### Extracted material

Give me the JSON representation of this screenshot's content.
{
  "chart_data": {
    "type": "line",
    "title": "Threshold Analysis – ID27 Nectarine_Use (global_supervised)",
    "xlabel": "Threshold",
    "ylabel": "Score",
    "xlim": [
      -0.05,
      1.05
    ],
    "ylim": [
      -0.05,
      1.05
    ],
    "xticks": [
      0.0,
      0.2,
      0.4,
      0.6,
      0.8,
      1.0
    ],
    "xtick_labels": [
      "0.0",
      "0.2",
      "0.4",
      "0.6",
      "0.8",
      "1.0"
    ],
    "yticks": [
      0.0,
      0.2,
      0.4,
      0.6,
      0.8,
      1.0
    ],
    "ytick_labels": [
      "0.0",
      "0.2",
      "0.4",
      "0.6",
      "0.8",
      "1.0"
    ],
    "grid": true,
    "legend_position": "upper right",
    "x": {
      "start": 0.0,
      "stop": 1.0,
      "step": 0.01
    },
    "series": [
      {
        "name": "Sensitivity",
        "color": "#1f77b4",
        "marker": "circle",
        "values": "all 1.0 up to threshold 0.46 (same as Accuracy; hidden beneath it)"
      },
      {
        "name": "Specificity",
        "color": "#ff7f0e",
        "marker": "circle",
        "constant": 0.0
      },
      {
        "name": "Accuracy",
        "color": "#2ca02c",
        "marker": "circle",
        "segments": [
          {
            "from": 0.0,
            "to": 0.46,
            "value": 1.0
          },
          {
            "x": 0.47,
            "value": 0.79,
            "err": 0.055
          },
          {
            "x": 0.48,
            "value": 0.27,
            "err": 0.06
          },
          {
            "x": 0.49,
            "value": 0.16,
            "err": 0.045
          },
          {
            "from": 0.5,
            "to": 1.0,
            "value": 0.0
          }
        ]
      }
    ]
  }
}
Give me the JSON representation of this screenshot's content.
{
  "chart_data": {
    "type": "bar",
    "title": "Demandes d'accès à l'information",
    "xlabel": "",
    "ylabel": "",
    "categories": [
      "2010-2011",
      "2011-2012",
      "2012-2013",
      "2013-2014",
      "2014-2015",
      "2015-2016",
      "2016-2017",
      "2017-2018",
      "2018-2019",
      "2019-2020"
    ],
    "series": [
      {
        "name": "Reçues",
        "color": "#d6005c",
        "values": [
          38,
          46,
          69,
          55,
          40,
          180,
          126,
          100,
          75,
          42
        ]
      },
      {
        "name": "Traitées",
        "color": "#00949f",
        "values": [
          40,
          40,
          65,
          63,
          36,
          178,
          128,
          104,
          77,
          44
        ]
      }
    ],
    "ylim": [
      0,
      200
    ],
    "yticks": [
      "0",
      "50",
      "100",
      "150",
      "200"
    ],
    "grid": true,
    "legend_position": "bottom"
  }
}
...
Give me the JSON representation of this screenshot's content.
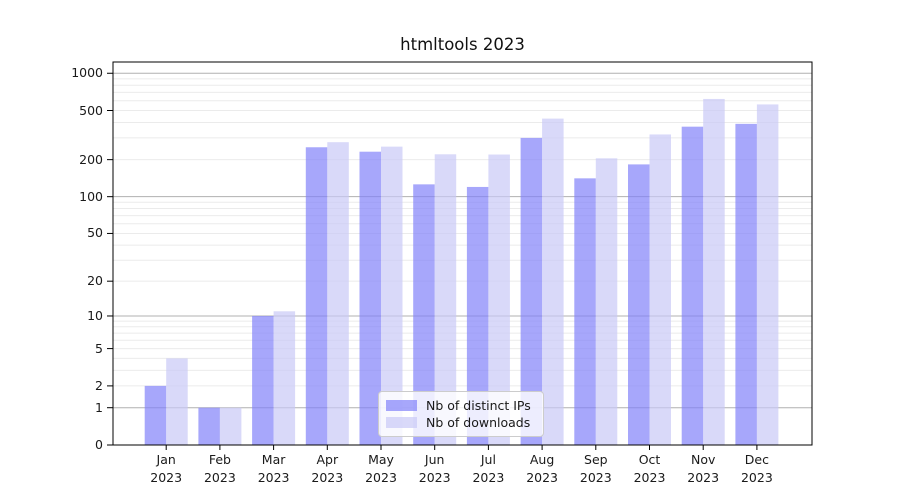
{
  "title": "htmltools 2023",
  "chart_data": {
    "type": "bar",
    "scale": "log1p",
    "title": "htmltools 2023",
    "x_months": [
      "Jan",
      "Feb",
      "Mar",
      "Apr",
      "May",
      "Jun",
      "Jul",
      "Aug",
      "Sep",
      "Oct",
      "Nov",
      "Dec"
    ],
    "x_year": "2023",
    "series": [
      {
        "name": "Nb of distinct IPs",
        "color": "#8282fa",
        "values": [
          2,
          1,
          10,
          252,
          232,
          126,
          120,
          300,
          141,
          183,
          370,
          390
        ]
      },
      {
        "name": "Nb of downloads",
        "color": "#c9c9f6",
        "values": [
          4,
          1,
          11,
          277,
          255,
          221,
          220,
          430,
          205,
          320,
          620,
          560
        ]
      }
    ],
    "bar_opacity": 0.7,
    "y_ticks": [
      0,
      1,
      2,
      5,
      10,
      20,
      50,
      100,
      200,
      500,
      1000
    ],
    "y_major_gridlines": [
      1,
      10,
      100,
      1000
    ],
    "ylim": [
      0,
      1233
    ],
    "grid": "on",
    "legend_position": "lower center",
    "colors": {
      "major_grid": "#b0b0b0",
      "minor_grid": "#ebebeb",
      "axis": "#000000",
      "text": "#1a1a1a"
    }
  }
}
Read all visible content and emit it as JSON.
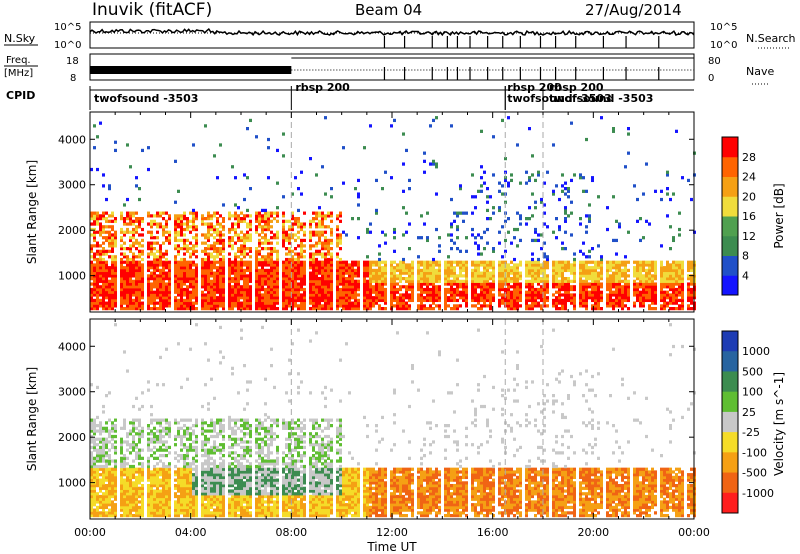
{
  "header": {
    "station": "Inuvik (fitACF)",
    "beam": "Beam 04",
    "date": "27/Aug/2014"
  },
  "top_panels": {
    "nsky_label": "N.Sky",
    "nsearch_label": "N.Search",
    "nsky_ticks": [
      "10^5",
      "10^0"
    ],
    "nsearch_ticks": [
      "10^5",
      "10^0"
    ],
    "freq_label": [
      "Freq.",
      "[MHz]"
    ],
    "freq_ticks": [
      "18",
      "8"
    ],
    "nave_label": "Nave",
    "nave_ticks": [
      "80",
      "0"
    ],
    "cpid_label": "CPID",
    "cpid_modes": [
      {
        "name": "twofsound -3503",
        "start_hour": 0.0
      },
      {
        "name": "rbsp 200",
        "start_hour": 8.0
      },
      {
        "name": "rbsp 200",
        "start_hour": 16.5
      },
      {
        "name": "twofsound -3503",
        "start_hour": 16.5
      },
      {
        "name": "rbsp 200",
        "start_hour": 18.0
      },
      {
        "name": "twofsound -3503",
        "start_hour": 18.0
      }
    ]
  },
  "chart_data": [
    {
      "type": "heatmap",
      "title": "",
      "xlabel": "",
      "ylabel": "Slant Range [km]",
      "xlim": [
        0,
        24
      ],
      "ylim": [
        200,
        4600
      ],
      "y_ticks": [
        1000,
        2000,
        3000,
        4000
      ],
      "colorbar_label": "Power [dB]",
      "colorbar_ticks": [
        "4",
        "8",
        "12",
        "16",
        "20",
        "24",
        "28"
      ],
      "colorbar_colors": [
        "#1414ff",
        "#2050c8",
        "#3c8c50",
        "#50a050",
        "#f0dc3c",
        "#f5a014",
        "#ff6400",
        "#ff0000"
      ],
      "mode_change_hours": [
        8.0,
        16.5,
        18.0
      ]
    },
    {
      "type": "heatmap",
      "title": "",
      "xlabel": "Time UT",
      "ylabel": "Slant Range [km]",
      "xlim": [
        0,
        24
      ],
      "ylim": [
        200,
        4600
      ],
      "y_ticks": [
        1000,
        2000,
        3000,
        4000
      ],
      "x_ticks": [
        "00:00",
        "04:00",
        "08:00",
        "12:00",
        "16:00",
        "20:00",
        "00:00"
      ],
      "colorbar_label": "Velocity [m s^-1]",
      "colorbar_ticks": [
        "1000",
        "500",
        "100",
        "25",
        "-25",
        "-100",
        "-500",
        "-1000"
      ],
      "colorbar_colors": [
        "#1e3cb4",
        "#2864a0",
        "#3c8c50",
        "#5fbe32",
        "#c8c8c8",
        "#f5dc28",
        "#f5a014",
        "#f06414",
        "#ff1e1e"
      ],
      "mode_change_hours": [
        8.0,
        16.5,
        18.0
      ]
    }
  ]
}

### What you should do
Out of the preceding entries, pull every line containing the string "xlabel".

### Result for this exercise
    "xlabel": "Threshold",
    "xlabel": "",
      "xlabel": "",
      "xlabel": "Time UT",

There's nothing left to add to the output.